_Dataset records_
* Start *
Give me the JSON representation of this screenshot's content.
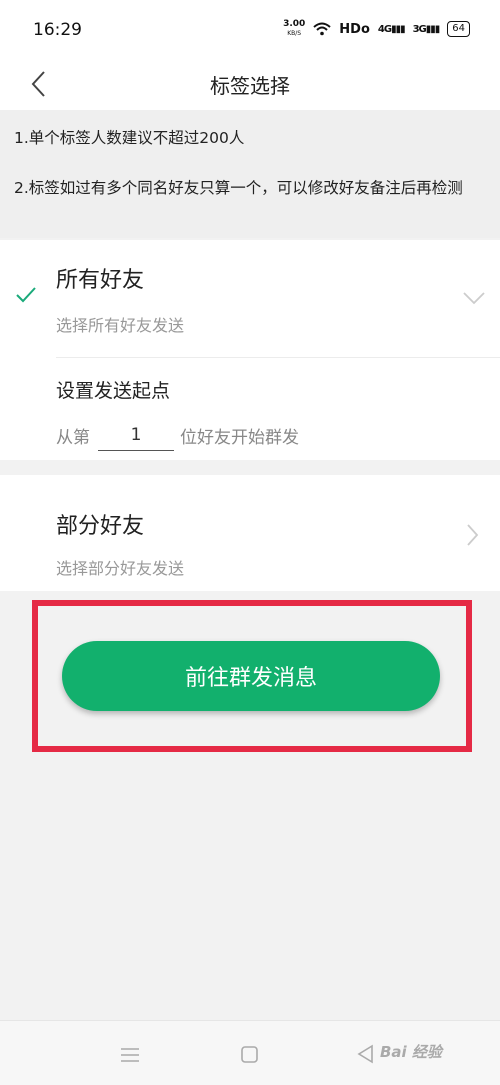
{
  "status": {
    "time": "16:29",
    "speed": "3.00",
    "speed_unit": "KB/S",
    "hd": "HDo",
    "sig1": "4G",
    "sig2": "3G",
    "battery": "64"
  },
  "nav": {
    "title": "标签选择"
  },
  "notes": [
    "1.单个标签人数建议不超过200人",
    "2.标签如过有多个同名好友只算一个，可以修改好友备注后再检测"
  ],
  "all_friends": {
    "title": "所有好友",
    "subtitle": "选择所有好友发送",
    "selected": true
  },
  "start": {
    "title": "设置发送起点",
    "prefix": "从第",
    "value": "1",
    "suffix": "位好友开始群发"
  },
  "part_friends": {
    "title": "部分好友",
    "subtitle": "选择部分好友发送"
  },
  "action": {
    "button": "前往群发消息"
  },
  "colors": {
    "accent": "#12b06d",
    "highlight": "#e52a45",
    "check": "#1aaa7a"
  },
  "watermark": "Bai 经验"
}
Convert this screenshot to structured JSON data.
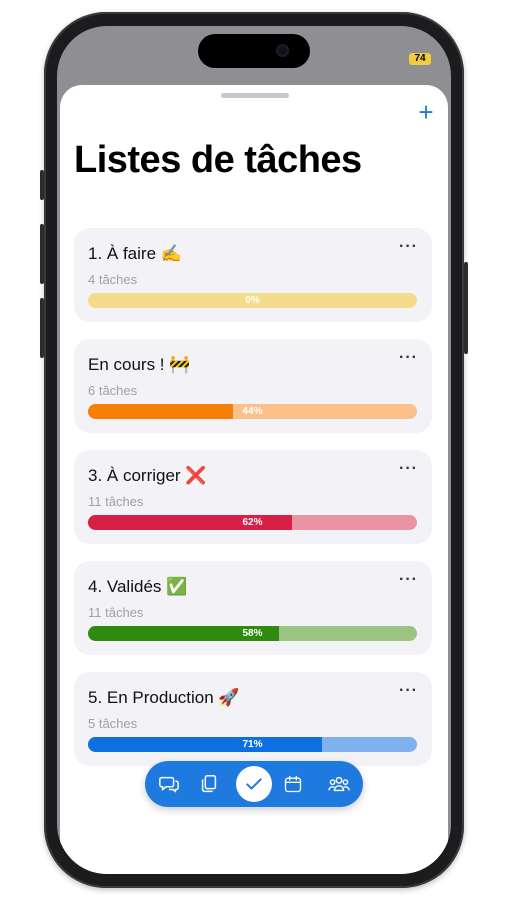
{
  "status": {
    "battery": "74"
  },
  "header": {
    "title": "Listes de tâches",
    "add_label": "+"
  },
  "lists": [
    {
      "title": "1. À faire ✍️",
      "count": "4 tâches",
      "progress": 0,
      "progress_label": "0%",
      "color": "#f1d27e",
      "track": "#f3dc8c",
      "more": "···"
    },
    {
      "title": "En cours ! 🚧",
      "count": "6 tâches",
      "progress": 44,
      "progress_label": "44%",
      "color": "#f77f08",
      "track": "#fcc08a",
      "more": "···"
    },
    {
      "title": "3. À corriger ❌",
      "count": "11 tâches",
      "progress": 62,
      "progress_label": "62%",
      "color": "#d81f45",
      "track": "#ea93a2",
      "more": "···"
    },
    {
      "title": "4. Validés ✅",
      "count": "11 tâches",
      "progress": 58,
      "progress_label": "58%",
      "color": "#2f8a10",
      "track": "#9bc482",
      "more": "···"
    },
    {
      "title": "5. En Production 🚀",
      "count": "5 tâches",
      "progress": 71,
      "progress_label": "71%",
      "color": "#0e6fe0",
      "track": "#7fb1ee",
      "more": "···"
    }
  ],
  "tabbar": {
    "items": [
      {
        "icon": "chat-bubbles-icon",
        "active": false
      },
      {
        "icon": "documents-icon",
        "active": false
      },
      {
        "icon": "checkmark-icon",
        "active": true
      },
      {
        "icon": "calendar-icon",
        "active": false
      },
      {
        "icon": "people-icon",
        "active": false
      }
    ]
  }
}
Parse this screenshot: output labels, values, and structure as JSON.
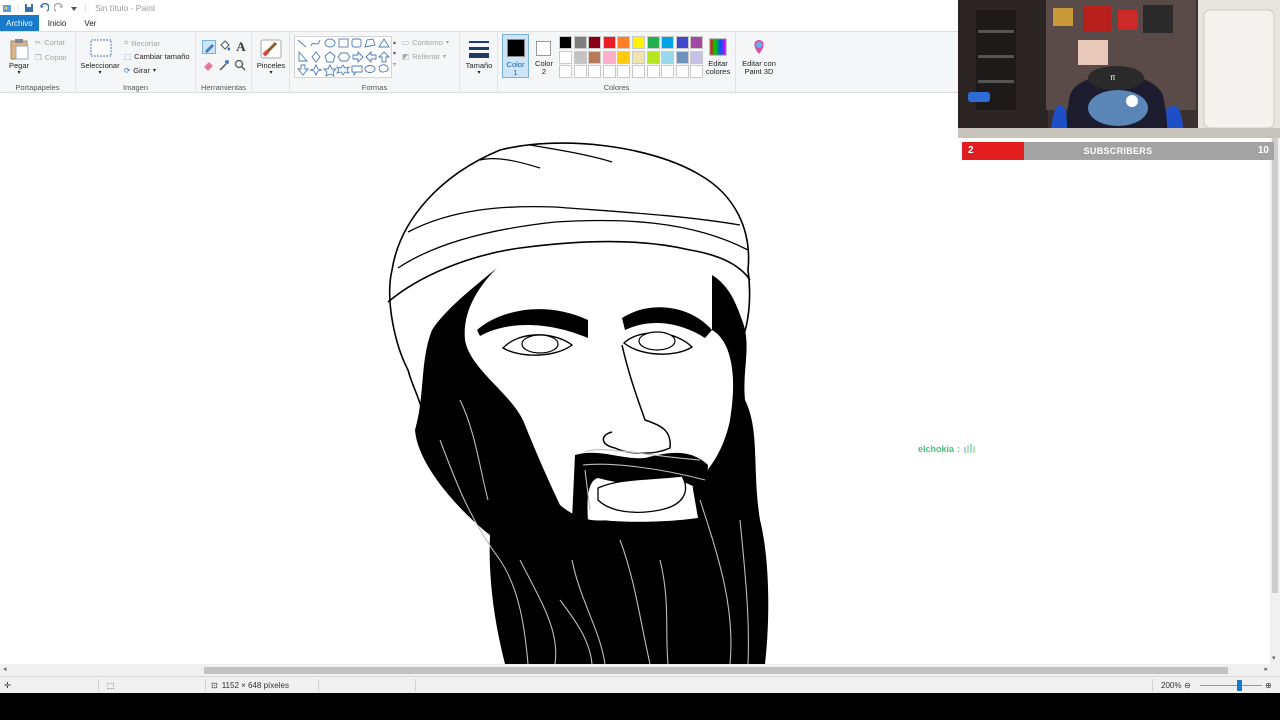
{
  "window": {
    "title": "Sin título - Paint"
  },
  "tabs": {
    "file": "Archivo",
    "home": "Inicio",
    "view": "Ver"
  },
  "ribbon": {
    "clipboard": {
      "paste": "Pegar",
      "cut": "Cortar",
      "copy": "Copiar",
      "label": "Portapapeles"
    },
    "image": {
      "select": "Seleccionar",
      "crop": "Recortar",
      "resize": "Cambiar tamaño",
      "rotate": "Girar",
      "label": "Imagen"
    },
    "tools": {
      "label": "Herramientas"
    },
    "brushes": {
      "label": "Pinceles"
    },
    "shapes": {
      "outline": "Contorno",
      "fill": "Rellenar",
      "label": "Formas"
    },
    "size": {
      "label": "Tamaño"
    },
    "colors": {
      "color1": "Color",
      "color1_num": "1",
      "color2": "Color",
      "color2_num": "2",
      "edit_colors_line1": "Editar",
      "edit_colors_line2": "colores",
      "paint3d_line1": "Editar con",
      "paint3d_line2": "Paint 3D",
      "label": "Colores",
      "color1_value": "#000000",
      "color2_value": "#ffffff",
      "palette_row1": [
        "#000000",
        "#7f7f7f",
        "#880015",
        "#ed1c24",
        "#ff7f27",
        "#fff200",
        "#22b14c",
        "#00a2e8",
        "#3f48cc",
        "#a349a4"
      ],
      "palette_row2": [
        "#ffffff",
        "#c3c3c3",
        "#b97a57",
        "#ffaec9",
        "#ffc90e",
        "#efe4b0",
        "#b5e61d",
        "#99d9ea",
        "#7092be",
        "#c8bfe7"
      ],
      "palette_row3": [
        "#ffffff",
        "#ffffff",
        "#ffffff",
        "#ffffff",
        "#ffffff",
        "#ffffff",
        "#ffffff",
        "#ffffff",
        "#ffffff",
        "#ffffff"
      ]
    }
  },
  "status": {
    "dimensions": "1152 × 648 píxeles",
    "zoom": "200%",
    "zoom_level": 0.65
  },
  "overlay": {
    "subscribers_label": "SUBSCRIBERS",
    "subscribers_current": "2",
    "subscribers_goal": "10",
    "subscribers_progress": 0.2,
    "chat_user": "elchokia",
    "chat_sep": ":"
  }
}
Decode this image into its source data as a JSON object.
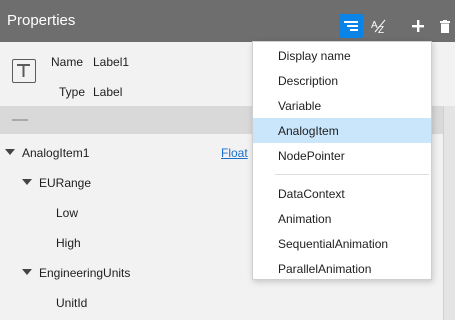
{
  "panel": {
    "title": "Properties"
  },
  "toolbar": {
    "icons": [
      "filter-list-icon",
      "sort-az-icon",
      "plus-icon",
      "trash-icon"
    ],
    "sort_label": "AZ"
  },
  "header": {
    "name_label": "Name",
    "name_value": "Label1",
    "type_label": "Type",
    "type_value": "Label"
  },
  "tree": {
    "rows": [
      {
        "label": "AnalogItem1",
        "expanded": true,
        "value": "Float"
      },
      {
        "label": "EURange",
        "expanded": true
      },
      {
        "label": "Low"
      },
      {
        "label": "High"
      },
      {
        "label": "EngineeringUnits",
        "expanded": true
      },
      {
        "label": "UnitId"
      }
    ]
  },
  "menu": {
    "group1": [
      "Display name",
      "Description",
      "Variable",
      "AnalogItem",
      "NodePointer"
    ],
    "group2": [
      "DataContext",
      "Animation",
      "SequentialAnimation",
      "ParallelAnimation"
    ],
    "selected": "AnalogItem"
  },
  "colors": {
    "title_bar": "#6e6e6e",
    "active_button": "#0a84e6",
    "menu_selected": "#c9e6fb",
    "link": "#1a6fcc"
  }
}
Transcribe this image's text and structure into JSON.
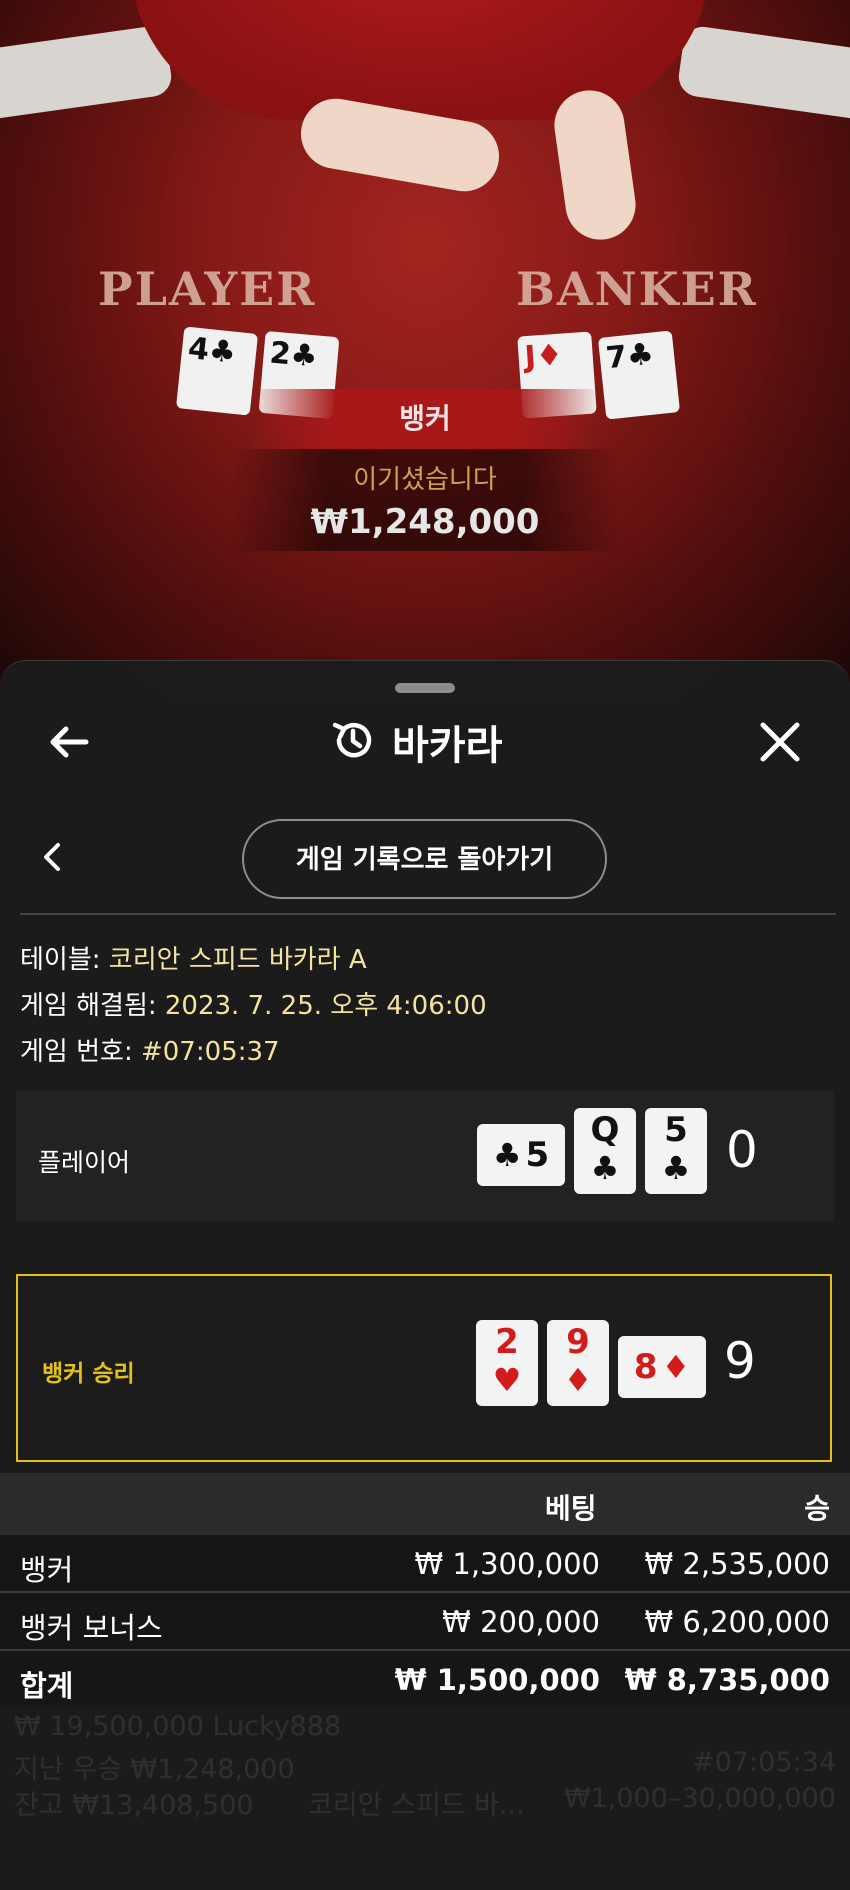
* End *
_STATED EXERCISE_
Copy out every line with the word "Editar".

_RESPONSE_
      "edit_colors_line1": "Editar",
      "paint3d_line1": "Editar con",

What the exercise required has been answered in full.